### What to produce
Print the whole listing exactly.

─── Records for this exercise ───

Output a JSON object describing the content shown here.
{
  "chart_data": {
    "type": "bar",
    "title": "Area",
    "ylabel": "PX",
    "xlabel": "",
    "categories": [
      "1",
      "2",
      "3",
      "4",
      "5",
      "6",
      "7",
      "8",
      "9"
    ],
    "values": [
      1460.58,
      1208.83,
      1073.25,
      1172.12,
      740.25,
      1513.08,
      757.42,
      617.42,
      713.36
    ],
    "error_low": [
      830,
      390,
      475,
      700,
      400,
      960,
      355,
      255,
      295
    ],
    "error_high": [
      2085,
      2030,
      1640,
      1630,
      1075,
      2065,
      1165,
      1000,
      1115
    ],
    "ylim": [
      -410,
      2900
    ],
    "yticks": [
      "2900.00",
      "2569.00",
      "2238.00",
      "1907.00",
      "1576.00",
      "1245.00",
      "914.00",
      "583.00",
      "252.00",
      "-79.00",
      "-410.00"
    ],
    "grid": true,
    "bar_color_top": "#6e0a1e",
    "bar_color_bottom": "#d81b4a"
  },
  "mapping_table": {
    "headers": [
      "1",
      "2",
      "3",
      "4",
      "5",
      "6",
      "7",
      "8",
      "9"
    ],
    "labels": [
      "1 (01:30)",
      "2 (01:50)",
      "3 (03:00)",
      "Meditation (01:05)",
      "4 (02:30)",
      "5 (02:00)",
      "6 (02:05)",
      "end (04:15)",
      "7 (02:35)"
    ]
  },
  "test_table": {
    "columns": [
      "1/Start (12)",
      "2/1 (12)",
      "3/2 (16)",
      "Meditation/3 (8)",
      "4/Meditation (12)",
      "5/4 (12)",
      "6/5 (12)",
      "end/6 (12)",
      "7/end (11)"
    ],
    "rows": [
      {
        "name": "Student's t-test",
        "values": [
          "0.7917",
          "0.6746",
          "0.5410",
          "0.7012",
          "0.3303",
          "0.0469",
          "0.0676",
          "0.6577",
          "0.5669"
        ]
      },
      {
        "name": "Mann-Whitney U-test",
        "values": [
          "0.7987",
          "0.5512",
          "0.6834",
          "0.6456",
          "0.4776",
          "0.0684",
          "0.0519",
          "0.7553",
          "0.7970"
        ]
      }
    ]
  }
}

───

### Solution
Output a JSON object describing the content shown here.
{
  "chart_data": {
    "type": "bar",
    "title": "Area",
    "ylabel": "PX",
    "xlabel": "",
    "categories": [
      "1",
      "2",
      "3",
      "4",
      "5",
      "6",
      "7",
      "8",
      "9"
    ],
    "values": [
      1460.58,
      1208.83,
      1073.25,
      1172.12,
      740.25,
      1513.08,
      757.42,
      617.42,
      713.36
    ],
    "error_low": [
      830,
      390,
      475,
      700,
      400,
      960,
      355,
      255,
      295
    ],
    "error_high": [
      2085,
      2030,
      1640,
      1630,
      1075,
      2065,
      1165,
      1000,
      1115
    ],
    "ylim": [
      -410,
      2900
    ],
    "yticks": [
      "2900.00",
      "2569.00",
      "2238.00",
      "1907.00",
      "1576.00",
      "1245.00",
      "914.00",
      "583.00",
      "252.00",
      "-79.00",
      "-410.00"
    ],
    "grid": true,
    "bar_color_top": "#6e0a1e",
    "bar_color_bottom": "#d81b4a"
  },
  "mapping_table": {
    "headers": [
      "1",
      "2",
      "3",
      "4",
      "5",
      "6",
      "7",
      "8",
      "9"
    ],
    "labels": [
      "1 (01:30)",
      "2 (01:50)",
      "3 (03:00)",
      "Meditation (01:05)",
      "4 (02:30)",
      "5 (02:00)",
      "6 (02:05)",
      "end (04:15)",
      "7 (02:35)"
    ]
  },
  "test_table": {
    "columns": [
      "1/Start (12)",
      "2/1 (12)",
      "3/2 (16)",
      "Meditation/3 (8)",
      "4/Meditation (12)",
      "5/4 (12)",
      "6/5 (12)",
      "end/6 (12)",
      "7/end (11)"
    ],
    "rows": [
      {
        "name": "Student's t-test",
        "values": [
          "0.7917",
          "0.6746",
          "0.5410",
          "0.7012",
          "0.3303",
          "0.0469",
          "0.0676",
          "0.6577",
          "0.5669"
        ]
      },
      {
        "name": "Mann-Whitney U-test",
        "values": [
          "0.7987",
          "0.5512",
          "0.6834",
          "0.6456",
          "0.4776",
          "0.0684",
          "0.0519",
          "0.7553",
          "0.7970"
        ]
      }
    ]
  }
}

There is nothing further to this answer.